**** Provided data

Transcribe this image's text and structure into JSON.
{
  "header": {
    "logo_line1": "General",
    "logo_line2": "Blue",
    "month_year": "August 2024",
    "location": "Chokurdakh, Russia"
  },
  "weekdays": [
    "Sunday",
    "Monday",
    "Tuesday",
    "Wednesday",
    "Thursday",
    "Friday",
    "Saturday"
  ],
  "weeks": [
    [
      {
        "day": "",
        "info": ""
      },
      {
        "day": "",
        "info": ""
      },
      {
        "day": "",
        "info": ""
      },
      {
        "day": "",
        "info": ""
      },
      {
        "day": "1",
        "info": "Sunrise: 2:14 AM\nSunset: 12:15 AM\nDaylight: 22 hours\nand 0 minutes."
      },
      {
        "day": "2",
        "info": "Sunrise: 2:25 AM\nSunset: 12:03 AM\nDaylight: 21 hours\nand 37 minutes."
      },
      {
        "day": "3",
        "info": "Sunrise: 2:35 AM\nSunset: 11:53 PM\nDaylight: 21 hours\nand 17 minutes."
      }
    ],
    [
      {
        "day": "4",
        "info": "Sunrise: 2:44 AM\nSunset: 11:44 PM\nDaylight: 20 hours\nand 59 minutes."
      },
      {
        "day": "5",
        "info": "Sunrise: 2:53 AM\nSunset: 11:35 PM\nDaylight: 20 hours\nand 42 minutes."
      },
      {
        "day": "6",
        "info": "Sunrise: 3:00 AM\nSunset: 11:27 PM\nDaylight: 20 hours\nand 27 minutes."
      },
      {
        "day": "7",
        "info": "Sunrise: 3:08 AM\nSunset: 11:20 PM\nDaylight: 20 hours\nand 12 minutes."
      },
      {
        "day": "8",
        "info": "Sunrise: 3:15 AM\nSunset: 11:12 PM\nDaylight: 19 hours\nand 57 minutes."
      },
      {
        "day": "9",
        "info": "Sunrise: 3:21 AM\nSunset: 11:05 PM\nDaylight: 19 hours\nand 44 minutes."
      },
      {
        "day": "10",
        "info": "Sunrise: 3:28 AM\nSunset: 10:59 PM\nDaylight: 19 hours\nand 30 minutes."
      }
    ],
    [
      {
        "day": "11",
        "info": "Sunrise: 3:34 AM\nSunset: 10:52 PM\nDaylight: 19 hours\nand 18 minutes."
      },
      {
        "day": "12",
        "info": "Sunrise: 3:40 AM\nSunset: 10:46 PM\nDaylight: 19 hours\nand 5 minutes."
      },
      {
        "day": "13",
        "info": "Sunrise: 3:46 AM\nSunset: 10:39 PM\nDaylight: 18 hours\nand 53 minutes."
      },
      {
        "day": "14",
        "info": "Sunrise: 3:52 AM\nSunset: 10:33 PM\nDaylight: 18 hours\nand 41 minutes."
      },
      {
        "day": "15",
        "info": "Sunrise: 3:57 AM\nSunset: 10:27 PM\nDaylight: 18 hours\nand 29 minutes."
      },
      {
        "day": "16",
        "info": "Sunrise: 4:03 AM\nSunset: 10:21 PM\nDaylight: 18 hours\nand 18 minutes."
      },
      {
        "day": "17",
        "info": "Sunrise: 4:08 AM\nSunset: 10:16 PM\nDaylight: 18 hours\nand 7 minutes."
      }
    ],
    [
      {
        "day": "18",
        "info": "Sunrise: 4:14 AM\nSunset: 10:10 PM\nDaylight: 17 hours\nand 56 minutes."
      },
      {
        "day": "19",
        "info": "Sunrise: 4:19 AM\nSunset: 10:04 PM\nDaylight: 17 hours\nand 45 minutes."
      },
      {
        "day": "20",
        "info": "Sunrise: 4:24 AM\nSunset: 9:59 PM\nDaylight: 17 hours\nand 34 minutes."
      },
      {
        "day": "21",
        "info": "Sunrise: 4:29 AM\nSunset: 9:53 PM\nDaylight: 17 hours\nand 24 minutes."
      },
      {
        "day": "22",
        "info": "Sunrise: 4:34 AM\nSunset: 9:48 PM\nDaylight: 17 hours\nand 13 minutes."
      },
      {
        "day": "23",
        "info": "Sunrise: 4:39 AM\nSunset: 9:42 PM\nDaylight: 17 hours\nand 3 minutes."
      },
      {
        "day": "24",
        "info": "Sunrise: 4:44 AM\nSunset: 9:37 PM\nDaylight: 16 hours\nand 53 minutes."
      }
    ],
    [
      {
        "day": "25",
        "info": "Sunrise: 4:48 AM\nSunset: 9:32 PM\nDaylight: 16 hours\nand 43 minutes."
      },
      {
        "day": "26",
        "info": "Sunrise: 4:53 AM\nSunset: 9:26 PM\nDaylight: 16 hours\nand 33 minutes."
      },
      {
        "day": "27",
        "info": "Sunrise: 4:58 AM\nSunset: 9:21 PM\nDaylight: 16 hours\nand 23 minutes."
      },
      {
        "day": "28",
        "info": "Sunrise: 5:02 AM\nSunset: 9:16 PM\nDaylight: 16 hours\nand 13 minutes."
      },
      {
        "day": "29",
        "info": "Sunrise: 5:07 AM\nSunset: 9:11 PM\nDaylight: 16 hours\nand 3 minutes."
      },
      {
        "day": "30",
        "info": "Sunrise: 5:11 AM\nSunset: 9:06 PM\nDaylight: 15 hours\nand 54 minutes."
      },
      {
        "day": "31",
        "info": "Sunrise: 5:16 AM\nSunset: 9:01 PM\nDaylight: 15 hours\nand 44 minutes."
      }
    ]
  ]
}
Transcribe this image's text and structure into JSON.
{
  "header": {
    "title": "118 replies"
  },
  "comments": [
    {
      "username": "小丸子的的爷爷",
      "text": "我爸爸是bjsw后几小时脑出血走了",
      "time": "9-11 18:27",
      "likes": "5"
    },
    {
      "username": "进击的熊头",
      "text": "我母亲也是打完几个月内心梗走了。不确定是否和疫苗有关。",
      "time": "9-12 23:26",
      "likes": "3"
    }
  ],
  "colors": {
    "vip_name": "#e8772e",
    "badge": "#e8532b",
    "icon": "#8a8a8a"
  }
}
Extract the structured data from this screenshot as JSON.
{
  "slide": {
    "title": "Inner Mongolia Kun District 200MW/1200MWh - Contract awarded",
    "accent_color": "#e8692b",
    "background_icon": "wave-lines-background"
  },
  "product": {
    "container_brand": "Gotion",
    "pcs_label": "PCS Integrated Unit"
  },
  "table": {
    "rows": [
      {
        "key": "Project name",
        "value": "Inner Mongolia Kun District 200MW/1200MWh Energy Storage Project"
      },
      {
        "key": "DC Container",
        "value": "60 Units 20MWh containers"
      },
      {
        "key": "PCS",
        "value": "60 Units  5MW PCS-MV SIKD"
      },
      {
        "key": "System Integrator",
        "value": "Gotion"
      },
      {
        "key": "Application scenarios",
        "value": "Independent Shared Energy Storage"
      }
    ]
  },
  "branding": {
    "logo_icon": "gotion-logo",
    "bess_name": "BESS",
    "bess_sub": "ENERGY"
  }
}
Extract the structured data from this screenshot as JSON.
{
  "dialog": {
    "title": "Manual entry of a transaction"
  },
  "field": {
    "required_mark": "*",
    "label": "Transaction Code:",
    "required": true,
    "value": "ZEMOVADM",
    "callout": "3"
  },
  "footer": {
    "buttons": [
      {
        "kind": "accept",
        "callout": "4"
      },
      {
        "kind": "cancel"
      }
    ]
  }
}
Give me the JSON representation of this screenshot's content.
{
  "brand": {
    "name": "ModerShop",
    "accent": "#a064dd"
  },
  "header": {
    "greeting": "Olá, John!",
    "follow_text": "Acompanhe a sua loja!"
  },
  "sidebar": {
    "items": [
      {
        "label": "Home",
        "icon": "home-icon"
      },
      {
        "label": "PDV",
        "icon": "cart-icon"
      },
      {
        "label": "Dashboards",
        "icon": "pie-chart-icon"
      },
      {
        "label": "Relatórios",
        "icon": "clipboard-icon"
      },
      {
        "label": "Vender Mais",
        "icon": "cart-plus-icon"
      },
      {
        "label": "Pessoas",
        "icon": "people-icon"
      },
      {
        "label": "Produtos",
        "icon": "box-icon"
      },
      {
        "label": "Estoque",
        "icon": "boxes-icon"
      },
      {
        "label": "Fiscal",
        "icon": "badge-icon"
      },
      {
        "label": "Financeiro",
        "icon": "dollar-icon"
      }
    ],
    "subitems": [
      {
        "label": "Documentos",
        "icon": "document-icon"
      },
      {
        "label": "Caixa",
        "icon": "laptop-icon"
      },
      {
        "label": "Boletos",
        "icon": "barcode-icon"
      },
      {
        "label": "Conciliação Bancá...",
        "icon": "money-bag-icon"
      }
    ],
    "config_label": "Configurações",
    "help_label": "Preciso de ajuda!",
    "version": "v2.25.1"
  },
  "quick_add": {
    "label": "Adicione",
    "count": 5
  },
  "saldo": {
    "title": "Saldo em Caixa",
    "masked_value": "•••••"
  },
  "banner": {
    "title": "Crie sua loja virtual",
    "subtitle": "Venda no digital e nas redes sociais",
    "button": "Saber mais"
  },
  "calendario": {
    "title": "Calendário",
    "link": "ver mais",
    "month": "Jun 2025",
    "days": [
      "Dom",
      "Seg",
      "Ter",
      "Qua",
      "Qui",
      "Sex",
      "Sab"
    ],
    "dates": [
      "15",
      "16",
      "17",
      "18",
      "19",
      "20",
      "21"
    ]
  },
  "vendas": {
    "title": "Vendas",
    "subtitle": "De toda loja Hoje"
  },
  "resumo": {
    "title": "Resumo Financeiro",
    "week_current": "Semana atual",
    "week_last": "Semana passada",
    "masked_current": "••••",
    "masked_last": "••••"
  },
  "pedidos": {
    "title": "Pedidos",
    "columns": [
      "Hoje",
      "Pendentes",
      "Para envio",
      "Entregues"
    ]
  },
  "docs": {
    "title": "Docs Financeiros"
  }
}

********

▶ **Aim of the task**: Only the number is needed: state how many lines in the listing contain "District".

▶ **Expected answer**: 2